Job: Can you print the data exactly and leave out each image?

[begin Data section]

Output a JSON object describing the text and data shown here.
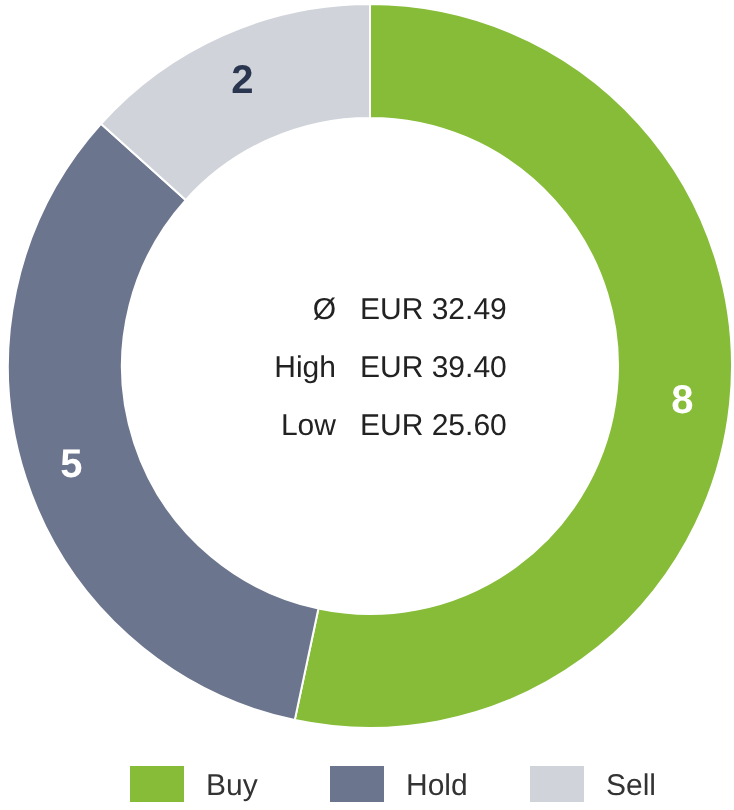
{
  "chart_data": {
    "type": "donut",
    "categories": [
      "Buy",
      "Hold",
      "Sell"
    ],
    "values": [
      8,
      5,
      2
    ],
    "colors": [
      "#86bc37",
      "#6c758e",
      "#d0d4da"
    ],
    "data_labels": true,
    "legend": "bottom",
    "annotations": [
      "Ø EUR 32.49",
      "High EUR 39.40",
      "Low EUR 25.60"
    ]
  }
}
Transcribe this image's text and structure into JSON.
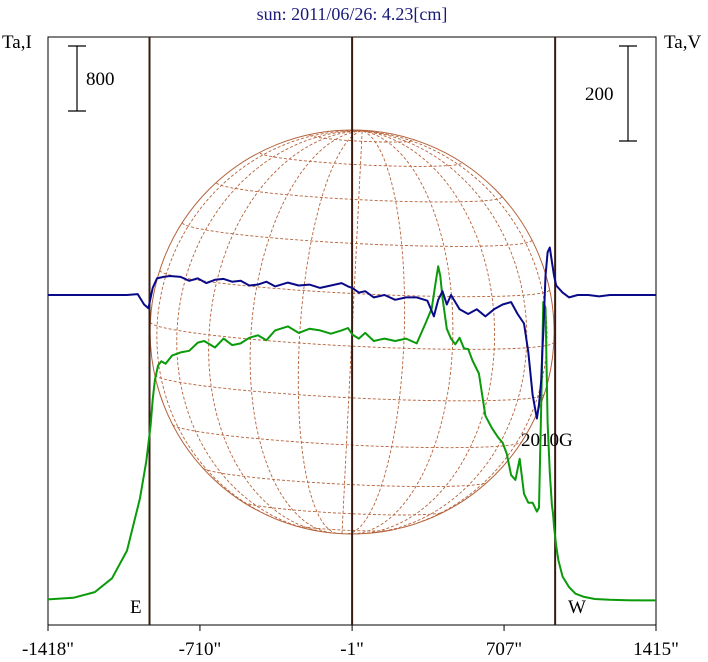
{
  "chart_data": {
    "type": "line",
    "title": "sun: 2011/06/26: 4.23[cm]",
    "left_axis_label": "Ta,I",
    "right_axis_label": "Ta,V",
    "left_scale_bar": "800",
    "right_scale_bar": "200",
    "x_tick_labels": [
      "-1418\"",
      "-710\"",
      "-1\"",
      "707\"",
      "1415\""
    ],
    "x_ticks": [
      -1418,
      -710,
      -1,
      707,
      1415
    ],
    "xlim": [
      -1418,
      1415
    ],
    "marker_labels": {
      "east": "E",
      "west": "W"
    },
    "markers_arcsec": {
      "east": -945,
      "center": -1,
      "west": 945
    },
    "region_label": "2010G",
    "grid": false,
    "colors": {
      "stokes_i": "#0a9a0a",
      "stokes_v": "#0a0a88",
      "disk": "#b5623a",
      "marker": "#3a1a10",
      "title": "#1a1a7a"
    },
    "series": [
      {
        "key": "stokes_i",
        "x": [
          -1418,
          -1300,
          -1200,
          -1120,
          -1050,
          -990,
          -960,
          -940,
          -930,
          -920,
          -905,
          -890,
          -870,
          -840,
          -800,
          -760,
          -720,
          -690,
          -640,
          -600,
          -560,
          -520,
          -480,
          -440,
          -400,
          -360,
          -300,
          -250,
          -200,
          -150,
          -100,
          -50,
          -20,
          0,
          30,
          60,
          100,
          150,
          200,
          250,
          300,
          340,
          370,
          390,
          400,
          410,
          420,
          440,
          460,
          480,
          500,
          520,
          540,
          560,
          590,
          620,
          650,
          680,
          700,
          720,
          740,
          760,
          780,
          800,
          820,
          840,
          860,
          870,
          880,
          890,
          900,
          910,
          920,
          930,
          935,
          940,
          950,
          960,
          980,
          1010,
          1040,
          1080,
          1130,
          1200,
          1280,
          1350,
          1415
        ],
        "y": [
          20,
          40,
          110,
          280,
          620,
          1260,
          1720,
          2160,
          2480,
          2720,
          2900,
          2950,
          2920,
          3020,
          3060,
          3080,
          3180,
          3200,
          3120,
          3230,
          3150,
          3170,
          3240,
          3270,
          3210,
          3330,
          3380,
          3300,
          3350,
          3330,
          3290,
          3330,
          3360,
          3280,
          3230,
          3300,
          3200,
          3230,
          3200,
          3230,
          3170,
          3410,
          3600,
          3950,
          4120,
          4000,
          3730,
          3350,
          3230,
          3160,
          3240,
          3110,
          3100,
          2960,
          2800,
          2280,
          2130,
          2010,
          1950,
          1810,
          1550,
          1490,
          1750,
          1320,
          1210,
          1210,
          1100,
          1150,
          2400,
          3680,
          3610,
          2200,
          1580,
          1180,
          1080,
          910,
          680,
          500,
          300,
          170,
          90,
          50,
          25,
          15,
          10,
          8,
          8
        ]
      },
      {
        "key": "stokes_v",
        "x": [
          -1418,
          -1200,
          -1050,
          -1000,
          -970,
          -950,
          -930,
          -910,
          -880,
          -850,
          -800,
          -760,
          -720,
          -680,
          -640,
          -600,
          -560,
          -520,
          -480,
          -440,
          -400,
          -360,
          -300,
          -250,
          -200,
          -150,
          -100,
          -50,
          -20,
          0,
          30,
          60,
          100,
          150,
          200,
          250,
          300,
          350,
          380,
          400,
          420,
          440,
          460,
          480,
          500,
          540,
          580,
          620,
          660,
          700,
          740,
          770,
          800,
          820,
          840,
          860,
          870,
          880,
          885,
          890,
          900,
          910,
          920,
          930,
          940,
          950,
          960,
          980,
          1010,
          1050,
          1100,
          1150,
          1200,
          1300,
          1415
        ],
        "y": [
          0,
          0,
          0,
          2,
          -20,
          -28,
          15,
          35,
          38,
          40,
          38,
          30,
          35,
          25,
          32,
          34,
          28,
          30,
          20,
          22,
          28,
          18,
          26,
          20,
          22,
          15,
          20,
          25,
          18,
          15,
          5,
          8,
          -5,
          0,
          -10,
          -5,
          -5,
          -12,
          -45,
          -10,
          8,
          -20,
          0,
          -15,
          -30,
          -40,
          -30,
          -45,
          -30,
          -20,
          -15,
          -40,
          -60,
          -120,
          -210,
          -260,
          -230,
          -180,
          -120,
          -80,
          40,
          90,
          100,
          70,
          40,
          20,
          15,
          5,
          -5,
          0,
          0,
          -3,
          0,
          0,
          0
        ]
      }
    ]
  }
}
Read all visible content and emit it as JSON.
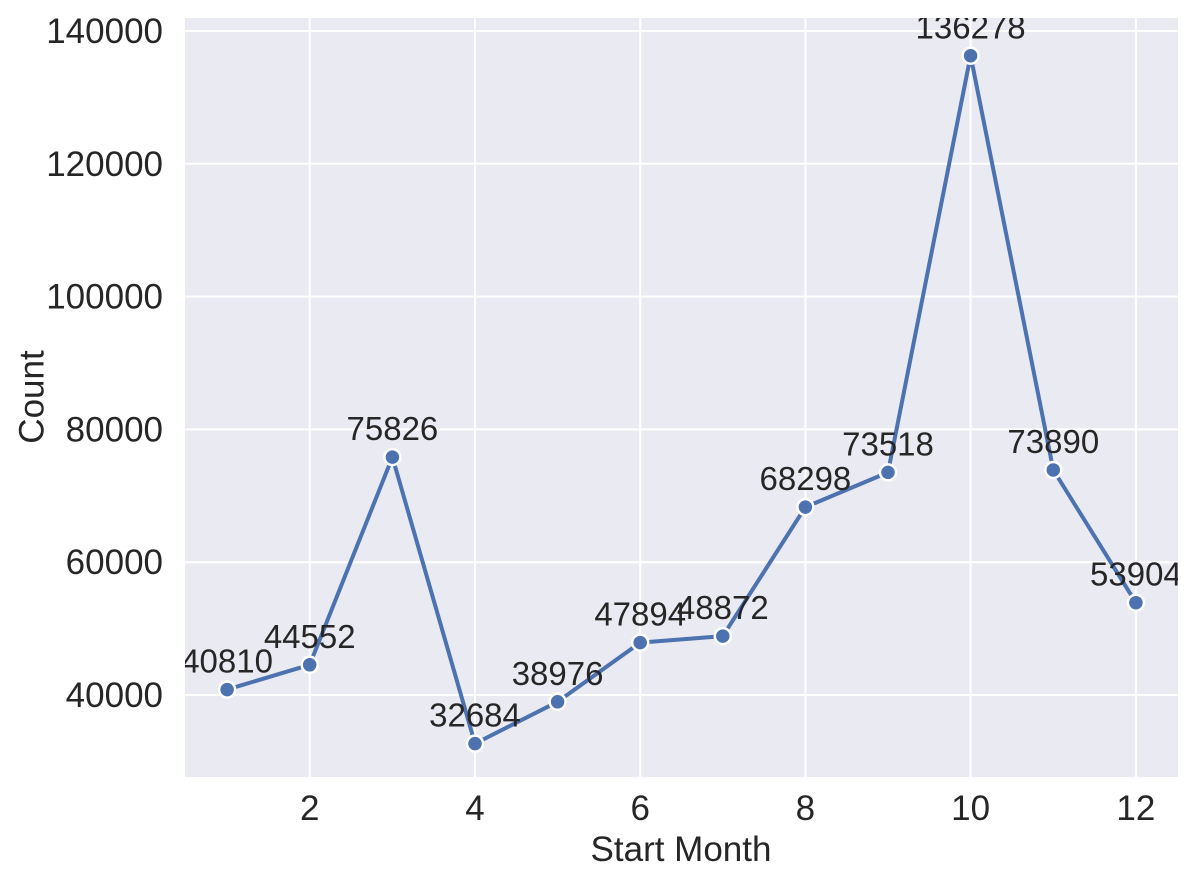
{
  "chart_data": {
    "type": "line",
    "title": "",
    "xlabel": "Start Month",
    "ylabel": "Count",
    "x": [
      1,
      2,
      3,
      4,
      5,
      6,
      7,
      8,
      9,
      10,
      11,
      12
    ],
    "values": [
      40810,
      44552,
      75826,
      32684,
      38976,
      47894,
      48872,
      68298,
      73518,
      136278,
      73890,
      53904
    ],
    "point_labels": [
      "40810",
      "44552",
      "75826",
      "32684",
      "38976",
      "47894",
      "48872",
      "68298",
      "73518",
      "136278",
      "73890",
      "53904"
    ],
    "xticks": [
      2,
      4,
      6,
      8,
      10,
      12
    ],
    "xtick_labels": [
      "2",
      "4",
      "6",
      "8",
      "10",
      "12"
    ],
    "yticks": [
      40000,
      60000,
      80000,
      100000,
      120000,
      140000
    ],
    "ytick_labels": [
      "40000",
      "60000",
      "80000",
      "100000",
      "120000",
      "140000"
    ],
    "xlim": [
      0.49,
      12.51
    ],
    "ylim": [
      27651,
      141958
    ],
    "grid": true,
    "legend": false,
    "marker": "circle",
    "style": {
      "figure_bg": "#ffffff",
      "plot_bg": "#eaeaf2",
      "grid_color": "#ffffff",
      "line_color": "#4c72b0",
      "marker_color": "#4c72b0",
      "marker_edge_color": "#ffffff",
      "text_color": "#262626"
    }
  }
}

[end Data section]

Written reply:
Output a JSON object describing the text and data shown here.
{
  "chart_data": {
    "type": "donut",
    "categories": [
      "Buy",
      "Hold",
      "Sell"
    ],
    "values": [
      8,
      5,
      2
    ],
    "colors": [
      "#86bc37",
      "#6c758e",
      "#d0d4da"
    ],
    "data_labels": true,
    "legend": "bottom",
    "annotations": [
      "Ø EUR 32.49",
      "High EUR 39.40",
      "Low EUR 25.60"
    ]
  }
}
Transcribe this image's text and structure into JSON.
{
  "chart_data": {
    "type": "line",
    "title": "sun: 2011/06/26: 4.23[cm]",
    "left_axis_label": "Ta,I",
    "right_axis_label": "Ta,V",
    "left_scale_bar": "800",
    "right_scale_bar": "200",
    "x_tick_labels": [
      "-1418\"",
      "-710\"",
      "-1\"",
      "707\"",
      "1415\""
    ],
    "x_ticks": [
      -1418,
      -710,
      -1,
      707,
      1415
    ],
    "xlim": [
      -1418,
      1415
    ],
    "marker_labels": {
      "east": "E",
      "west": "W"
    },
    "markers_arcsec": {
      "east": -945,
      "center": -1,
      "west": 945
    },
    "region_label": "2010G",
    "grid": false,
    "colors": {
      "stokes_i": "#0a9a0a",
      "stokes_v": "#0a0a88",
      "disk": "#b5623a",
      "marker": "#3a1a10",
      "title": "#1a1a7a"
    },
    "series": [
      {
        "key": "stokes_i",
        "x": [
          -1418,
          -1300,
          -1200,
          -1120,
          -1050,
          -990,
          -960,
          -940,
          -930,
          -920,
          -905,
          -890,
          -870,
          -840,
          -800,
          -760,
          -720,
          -690,
          -640,
          -600,
          -560,
          -520,
          -480,
          -440,
          -400,
          -360,
          -300,
          -250,
          -200,
          -150,
          -100,
          -50,
          -20,
          0,
          30,
          60,
          100,
          150,
          200,
          250,
          300,
          340,
          370,
          390,
          400,
          410,
          420,
          440,
          460,
          480,
          500,
          520,
          540,
          560,
          590,
          620,
          650,
          680,
          700,
          720,
          740,
          760,
          780,
          800,
          820,
          840,
          860,
          870,
          880,
          890,
          900,
          910,
          920,
          930,
          935,
          940,
          950,
          960,
          980,
          1010,
          1040,
          1080,
          1130,
          1200,
          1280,
          1350,
          1415
        ],
        "y": [
          20,
          40,
          110,
          280,
          620,
          1260,
          1720,
          2160,
          2480,
          2720,
          2900,
          2950,
          2920,
          3020,
          3060,
          3080,
          3180,
          3200,
          3120,
          3230,
          3150,
          3170,
          3240,
          3270,
          3210,
          3330,
          3380,
          3300,
          3350,
          3330,
          3290,
          3330,
          3360,
          3280,
          3230,
          3300,
          3200,
          3230,
          3200,
          3230,
          3170,
          3410,
          3600,
          3950,
          4120,
          4000,
          3730,
          3350,
          3230,
          3160,
          3240,
          3110,
          3100,
          2960,
          2800,
          2280,
          2130,
          2010,
          1950,
          1810,
          1550,
          1490,
          1750,
          1320,
          1210,
          1210,
          1100,
          1150,
          2400,
          3680,
          3610,
          2200,
          1580,
          1180,
          1080,
          910,
          680,
          500,
          300,
          170,
          90,
          50,
          25,
          15,
          10,
          8,
          8
        ]
      },
      {
        "key": "stokes_v",
        "x": [
          -1418,
          -1200,
          -1050,
          -1000,
          -970,
          -950,
          -930,
          -910,
          -880,
          -850,
          -800,
          -760,
          -720,
          -680,
          -640,
          -600,
          -560,
          -520,
          -480,
          -440,
          -400,
          -360,
          -300,
          -250,
          -200,
          -150,
          -100,
          -50,
          -20,
          0,
          30,
          60,
          100,
          150,
          200,
          250,
          300,
          350,
          380,
          400,
          420,
          440,
          460,
          480,
          500,
          540,
          580,
          620,
          660,
          700,
          740,
          770,
          800,
          820,
          840,
          860,
          870,
          880,
          885,
          890,
          900,
          910,
          920,
          930,
          940,
          950,
          960,
          980,
          1010,
          1050,
          1100,
          1150,
          1200,
          1300,
          1415
        ],
        "y": [
          0,
          0,
          0,
          2,
          -20,
          -28,
          15,
          35,
          38,
          40,
          38,
          30,
          35,
          25,
          32,
          34,
          28,
          30,
          20,
          22,
          28,
          18,
          26,
          20,
          22,
          15,
          20,
          25,
          18,
          15,
          5,
          8,
          -5,
          0,
          -10,
          -5,
          -5,
          -12,
          -45,
          -10,
          8,
          -20,
          0,
          -15,
          -30,
          -40,
          -30,
          -45,
          -30,
          -20,
          -15,
          -40,
          -60,
          -120,
          -210,
          -260,
          -230,
          -180,
          -120,
          -80,
          40,
          90,
          100,
          70,
          40,
          20,
          15,
          5,
          -5,
          0,
          0,
          -3,
          0,
          0,
          0
        ]
      }
    ]
  }
}
Read all visible content and emit it as JSON.
{
  "chart_data": {
    "type": "line",
    "title": "",
    "xlabel": "Start Month",
    "ylabel": "Count",
    "x": [
      1,
      2,
      3,
      4,
      5,
      6,
      7,
      8,
      9,
      10,
      11,
      12
    ],
    "values": [
      40810,
      44552,
      75826,
      32684,
      38976,
      47894,
      48872,
      68298,
      73518,
      136278,
      73890,
      53904
    ],
    "point_labels": [
      "40810",
      "44552",
      "75826",
      "32684",
      "38976",
      "47894",
      "48872",
      "68298",
      "73518",
      "136278",
      "73890",
      "53904"
    ],
    "xticks": [
      2,
      4,
      6,
      8,
      10,
      12
    ],
    "xtick_labels": [
      "2",
      "4",
      "6",
      "8",
      "10",
      "12"
    ],
    "yticks": [
      40000,
      60000,
      80000,
      100000,
      120000,
      140000
    ],
    "ytick_labels": [
      "40000",
      "60000",
      "80000",
      "100000",
      "120000",
      "140000"
    ],
    "xlim": [
      0.49,
      12.51
    ],
    "ylim": [
      27651,
      141958
    ],
    "grid": true,
    "legend": false,
    "marker": "circle",
    "style": {
      "figure_bg": "#ffffff",
      "plot_bg": "#eaeaf2",
      "grid_color": "#ffffff",
      "line_color": "#4c72b0",
      "marker_color": "#4c72b0",
      "marker_edge_color": "#ffffff",
      "text_color": "#262626"
    }
  }
}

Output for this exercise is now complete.